─── Data shown ───

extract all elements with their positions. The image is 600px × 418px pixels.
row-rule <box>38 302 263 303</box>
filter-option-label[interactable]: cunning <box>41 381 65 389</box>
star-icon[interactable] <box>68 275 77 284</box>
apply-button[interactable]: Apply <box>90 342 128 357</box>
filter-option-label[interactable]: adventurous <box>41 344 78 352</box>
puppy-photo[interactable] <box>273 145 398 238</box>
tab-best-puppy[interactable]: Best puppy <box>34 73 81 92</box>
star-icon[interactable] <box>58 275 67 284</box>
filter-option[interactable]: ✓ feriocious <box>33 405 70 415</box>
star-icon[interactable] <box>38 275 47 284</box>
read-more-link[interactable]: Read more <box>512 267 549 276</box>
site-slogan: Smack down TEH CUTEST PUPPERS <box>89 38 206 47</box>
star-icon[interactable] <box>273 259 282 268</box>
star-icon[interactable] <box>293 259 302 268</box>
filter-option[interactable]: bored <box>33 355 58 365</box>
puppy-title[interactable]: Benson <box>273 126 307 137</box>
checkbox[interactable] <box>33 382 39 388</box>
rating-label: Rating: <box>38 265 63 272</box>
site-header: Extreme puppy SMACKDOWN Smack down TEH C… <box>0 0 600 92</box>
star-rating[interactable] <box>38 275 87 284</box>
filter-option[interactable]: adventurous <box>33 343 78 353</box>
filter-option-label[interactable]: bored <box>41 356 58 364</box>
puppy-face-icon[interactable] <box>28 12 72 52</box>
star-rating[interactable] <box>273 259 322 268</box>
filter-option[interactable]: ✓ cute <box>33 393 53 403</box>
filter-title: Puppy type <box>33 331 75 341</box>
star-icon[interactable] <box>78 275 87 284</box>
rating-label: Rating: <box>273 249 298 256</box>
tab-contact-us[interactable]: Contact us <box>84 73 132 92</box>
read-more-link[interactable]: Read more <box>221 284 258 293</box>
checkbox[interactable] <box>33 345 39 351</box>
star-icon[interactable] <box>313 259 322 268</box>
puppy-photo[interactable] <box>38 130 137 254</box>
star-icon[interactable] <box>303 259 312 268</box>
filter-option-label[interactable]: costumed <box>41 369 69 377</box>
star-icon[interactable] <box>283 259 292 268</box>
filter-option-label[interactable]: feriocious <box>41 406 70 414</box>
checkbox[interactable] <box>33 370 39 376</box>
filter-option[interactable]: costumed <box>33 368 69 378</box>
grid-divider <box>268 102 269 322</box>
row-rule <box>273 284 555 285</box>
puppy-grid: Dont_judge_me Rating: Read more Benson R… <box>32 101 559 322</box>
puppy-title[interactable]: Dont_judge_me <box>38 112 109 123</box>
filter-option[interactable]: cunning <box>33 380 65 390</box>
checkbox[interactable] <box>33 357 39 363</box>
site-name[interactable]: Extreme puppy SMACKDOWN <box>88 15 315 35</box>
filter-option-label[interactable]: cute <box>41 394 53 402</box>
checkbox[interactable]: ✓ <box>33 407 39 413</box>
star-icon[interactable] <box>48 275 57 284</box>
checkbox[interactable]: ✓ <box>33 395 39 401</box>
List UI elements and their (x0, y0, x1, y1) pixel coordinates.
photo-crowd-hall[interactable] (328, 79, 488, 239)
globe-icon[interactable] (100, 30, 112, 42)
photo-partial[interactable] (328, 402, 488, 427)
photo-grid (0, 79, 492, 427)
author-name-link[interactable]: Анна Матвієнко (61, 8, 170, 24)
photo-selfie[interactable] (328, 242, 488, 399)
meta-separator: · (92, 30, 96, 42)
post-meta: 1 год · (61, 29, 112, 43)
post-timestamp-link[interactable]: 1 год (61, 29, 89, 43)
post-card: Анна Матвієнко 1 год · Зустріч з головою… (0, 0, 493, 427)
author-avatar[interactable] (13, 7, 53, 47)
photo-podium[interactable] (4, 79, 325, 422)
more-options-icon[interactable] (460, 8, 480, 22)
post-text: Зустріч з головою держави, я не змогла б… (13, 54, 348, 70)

───

▶ _Instruction_: Please give every line of the data above as a Markdown table with the columns Row and Line, numbering each row and leaving out blank lines.

▶ _Complete response_:
| Row | Line |
|---|---|
| 1 | extract all elements with their positions. The image is 600px × 418px pixels. |
| 2 | row-rule <box>38 302 263 303</box> |
| 3 | filter-option-label[interactable]: cunning <box>41 381 65 389</box> |
| 4 | star-icon[interactable] <box>68 275 77 284</box> |
| 5 | apply-button[interactable]: Apply <box>90 342 128 357</box> |
| 6 | filter-option-label[interactable]: adventurous <box>41 344 78 352</box> |
| 7 | puppy-photo[interactable] <box>273 145 398 238</box> |
| 8 | tab-best-puppy[interactable]: Best puppy <box>34 73 81 92</box> |
| 9 | star-icon[interactable] <box>58 275 67 284</box> |
| 10 | filter-option[interactable]: ✓ feriocious <box>33 405 70 415</box> |
| 11 | star-icon[interactable] <box>38 275 47 284</box> |
| 12 | read-more-link[interactable]: Read more <box>512 267 549 276</box> |
| 13 | site-slogan: Smack down TEH CUTEST PUPPERS <box>89 38 206 47</box> |
| 14 | star-icon[interactable] <box>273 259 282 268</box> |
| 15 | star-icon[interactable] <box>293 259 302 268</box> |
| 16 | filter-option[interactable]: bored <box>33 355 58 365</box> |
| 17 | puppy-title[interactable]: Benson <box>273 126 307 137</box> |
| 18 | checkbox[interactable] <box>33 382 39 388</box> |
| 19 | rating-label: Rating: <box>38 265 63 272</box> |
| 20 | site-header: Extreme puppy SMACKDOWN Smack down TEH C… <box>0 0 600 92</box> |
| 21 | star-rating[interactable] <box>38 275 87 284</box> |
| 22 | filter-option[interactable]: adventurous <box>33 343 78 353</box> |
| 23 | filter-option-label[interactable]: bored <box>41 356 58 364</box> |
| 24 | puppy-face-icon[interactable] <box>28 12 72 52</box> |
| 25 | star-rating[interactable] <box>273 259 322 268</box> |
| 26 | filter-option[interactable]: ✓ cute <box>33 393 53 403</box> |
| 27 | filter-title: Puppy type <box>33 331 75 341</box> |
| 28 | star-icon[interactable] <box>78 275 87 284</box> |
| 29 | rating-label: Rating: <box>273 249 298 256</box> |
| 30 | tab-contact-us[interactable]: Contact us <box>84 73 132 92</box> |
| 31 | read-more-link[interactable]: Read more <box>221 284 258 293</box> |
| 32 | checkbox[interactable] <box>33 345 39 351</box> |
| 33 | star-icon[interactable] <box>313 259 322 268</box> |
| 34 | puppy-photo[interactable] <box>38 130 137 254</box> |
| 35 | star-icon[interactable] <box>303 259 312 268</box> |
| 36 | filter-option-label[interactable]: costumed <box>41 369 69 377</box> |
| 37 | star-icon[interactable] <box>283 259 292 268</box> |
| 38 | filter-option-label[interactable]: feriocious <box>41 406 70 414</box> |
| 39 | checkbox[interactable] <box>33 370 39 376</box> |
| 40 | filter-option[interactable]: costumed <box>33 368 69 378</box> |
| 41 | grid-divider <box>268 102 269 322</box> |
| 42 | row-rule <box>273 284 555 285</box> |
| 43 | puppy-grid: Dont_judge_me Rating: Read more Benson R… <box>32 101 559 322</box> |
| 44 | puppy-title[interactable]: Dont_judge_me <box>38 112 109 123</box> |
| 45 | filter-option[interactable]: cunning <box>33 380 65 390</box> |
| 46 | checkbox[interactable] <box>33 357 39 363</box> |
| 47 | site-name[interactable]: Extreme puppy SMACKDOWN <box>88 15 315 35</box> |
| 48 | filter-option-label[interactable]: cute <box>41 394 53 402</box> |
| 49 | checkbox[interactable]: ✓ <box>33 407 39 413</box> |
| 50 | star-icon[interactable] <box>48 275 57 284</box> |
| 51 | checkbox[interactable]: ✓ <box>33 395 39 401</box> |
| 52 | List UI elements and their (x0, y0, x1, y1) pixel coordinates. |
| 53 | photo-crowd-hall[interactable] (328, 79, 488, 239) |
| 54 | globe-icon[interactable] (100, 30, 112, 42) |
| 55 | photo-partial[interactable] (328, 402, 488, 427) |
| 56 | photo-grid (0, 79, 492, 427) |
| 57 | author-name-link[interactable]: Анна Матвієнко (61, 8, 170, 24) |
| 58 | photo-selfie[interactable] (328, 242, 488, 399) |
| 59 | meta-separator: · (92, 30, 96, 42) |
| 60 | post-meta: 1 год · (61, 29, 112, 43) |
| 61 | post-timestamp-link[interactable]: 1 год (61, 29, 89, 43) |
| 62 | post-card: Анна Матвієнко 1 год · Зустріч з головою… (0, 0, 493, 427) |
| 63 | author-avatar[interactable] (13, 7, 53, 47) |
| 64 | photo-podium[interactable] (4, 79, 325, 422) |
| 65 | more-options-icon[interactable] (460, 8, 480, 22) |
| 66 | post-text: Зустріч з головою держави, я не змогла б… (13, 54, 348, 70) |